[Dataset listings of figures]
########

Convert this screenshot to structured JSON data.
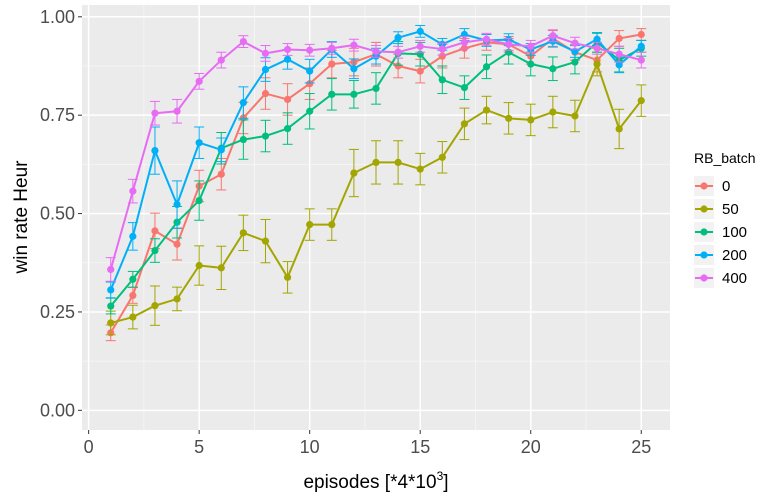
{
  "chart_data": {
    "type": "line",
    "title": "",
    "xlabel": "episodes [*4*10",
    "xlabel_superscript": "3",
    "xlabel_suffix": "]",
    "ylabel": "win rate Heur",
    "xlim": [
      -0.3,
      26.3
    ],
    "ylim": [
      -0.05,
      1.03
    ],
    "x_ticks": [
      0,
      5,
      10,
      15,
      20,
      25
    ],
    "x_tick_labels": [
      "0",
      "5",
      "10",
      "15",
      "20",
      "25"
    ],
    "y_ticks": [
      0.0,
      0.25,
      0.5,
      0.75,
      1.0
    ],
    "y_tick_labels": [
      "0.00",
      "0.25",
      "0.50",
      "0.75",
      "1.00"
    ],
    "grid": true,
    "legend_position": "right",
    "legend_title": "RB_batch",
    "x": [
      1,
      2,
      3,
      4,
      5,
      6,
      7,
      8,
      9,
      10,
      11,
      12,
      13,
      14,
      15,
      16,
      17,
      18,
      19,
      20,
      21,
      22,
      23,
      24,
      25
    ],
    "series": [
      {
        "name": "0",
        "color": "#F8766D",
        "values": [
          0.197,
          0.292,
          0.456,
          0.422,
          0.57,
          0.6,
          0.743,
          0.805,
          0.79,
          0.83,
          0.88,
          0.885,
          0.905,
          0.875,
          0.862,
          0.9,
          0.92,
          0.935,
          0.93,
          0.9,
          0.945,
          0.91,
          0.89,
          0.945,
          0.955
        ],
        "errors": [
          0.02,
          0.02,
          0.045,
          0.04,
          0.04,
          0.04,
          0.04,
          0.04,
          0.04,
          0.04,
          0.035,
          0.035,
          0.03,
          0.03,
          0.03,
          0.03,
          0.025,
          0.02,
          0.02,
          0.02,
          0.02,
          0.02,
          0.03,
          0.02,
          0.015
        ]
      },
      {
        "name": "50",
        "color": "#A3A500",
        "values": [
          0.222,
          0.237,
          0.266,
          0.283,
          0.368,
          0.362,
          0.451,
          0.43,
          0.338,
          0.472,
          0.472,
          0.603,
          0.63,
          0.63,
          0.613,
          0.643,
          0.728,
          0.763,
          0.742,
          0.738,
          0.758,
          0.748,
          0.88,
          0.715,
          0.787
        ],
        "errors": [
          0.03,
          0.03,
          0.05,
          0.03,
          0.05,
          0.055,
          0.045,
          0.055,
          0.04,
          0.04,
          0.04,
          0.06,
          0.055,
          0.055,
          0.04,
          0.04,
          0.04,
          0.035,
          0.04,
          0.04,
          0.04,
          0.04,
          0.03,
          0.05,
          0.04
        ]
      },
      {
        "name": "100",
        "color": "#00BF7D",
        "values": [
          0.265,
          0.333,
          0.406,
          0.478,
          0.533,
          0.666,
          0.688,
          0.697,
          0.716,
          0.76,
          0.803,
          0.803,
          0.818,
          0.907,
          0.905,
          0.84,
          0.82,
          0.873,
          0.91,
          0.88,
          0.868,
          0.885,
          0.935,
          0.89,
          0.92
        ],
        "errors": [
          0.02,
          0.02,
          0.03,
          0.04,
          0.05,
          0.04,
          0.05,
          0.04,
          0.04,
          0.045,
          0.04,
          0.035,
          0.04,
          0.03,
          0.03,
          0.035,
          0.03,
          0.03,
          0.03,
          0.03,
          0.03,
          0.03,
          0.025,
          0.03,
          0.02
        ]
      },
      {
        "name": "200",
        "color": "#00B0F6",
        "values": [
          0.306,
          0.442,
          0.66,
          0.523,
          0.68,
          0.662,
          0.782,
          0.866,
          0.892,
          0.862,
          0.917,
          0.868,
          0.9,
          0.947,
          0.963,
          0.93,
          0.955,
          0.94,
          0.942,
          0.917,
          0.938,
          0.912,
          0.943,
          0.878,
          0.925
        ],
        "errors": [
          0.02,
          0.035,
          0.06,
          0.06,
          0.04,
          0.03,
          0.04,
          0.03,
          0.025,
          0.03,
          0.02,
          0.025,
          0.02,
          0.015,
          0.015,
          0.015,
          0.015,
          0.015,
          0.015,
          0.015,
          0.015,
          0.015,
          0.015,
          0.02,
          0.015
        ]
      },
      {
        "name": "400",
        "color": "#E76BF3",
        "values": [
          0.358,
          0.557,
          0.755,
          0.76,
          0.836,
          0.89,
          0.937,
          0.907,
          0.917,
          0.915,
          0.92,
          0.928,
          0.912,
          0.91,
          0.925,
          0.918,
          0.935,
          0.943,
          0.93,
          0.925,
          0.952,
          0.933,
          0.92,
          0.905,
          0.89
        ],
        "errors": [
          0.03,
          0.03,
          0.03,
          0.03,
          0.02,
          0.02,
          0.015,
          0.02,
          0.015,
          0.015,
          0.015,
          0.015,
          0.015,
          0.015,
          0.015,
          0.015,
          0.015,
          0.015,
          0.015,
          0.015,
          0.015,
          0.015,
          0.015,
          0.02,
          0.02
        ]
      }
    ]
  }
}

########

### Task to carry out
Wherever a line in the data above holds "name", copy that line.

### Task output
        "name": "0",
        "name": "50",
        "name": "100",
        "name": "200",
        "name": "400",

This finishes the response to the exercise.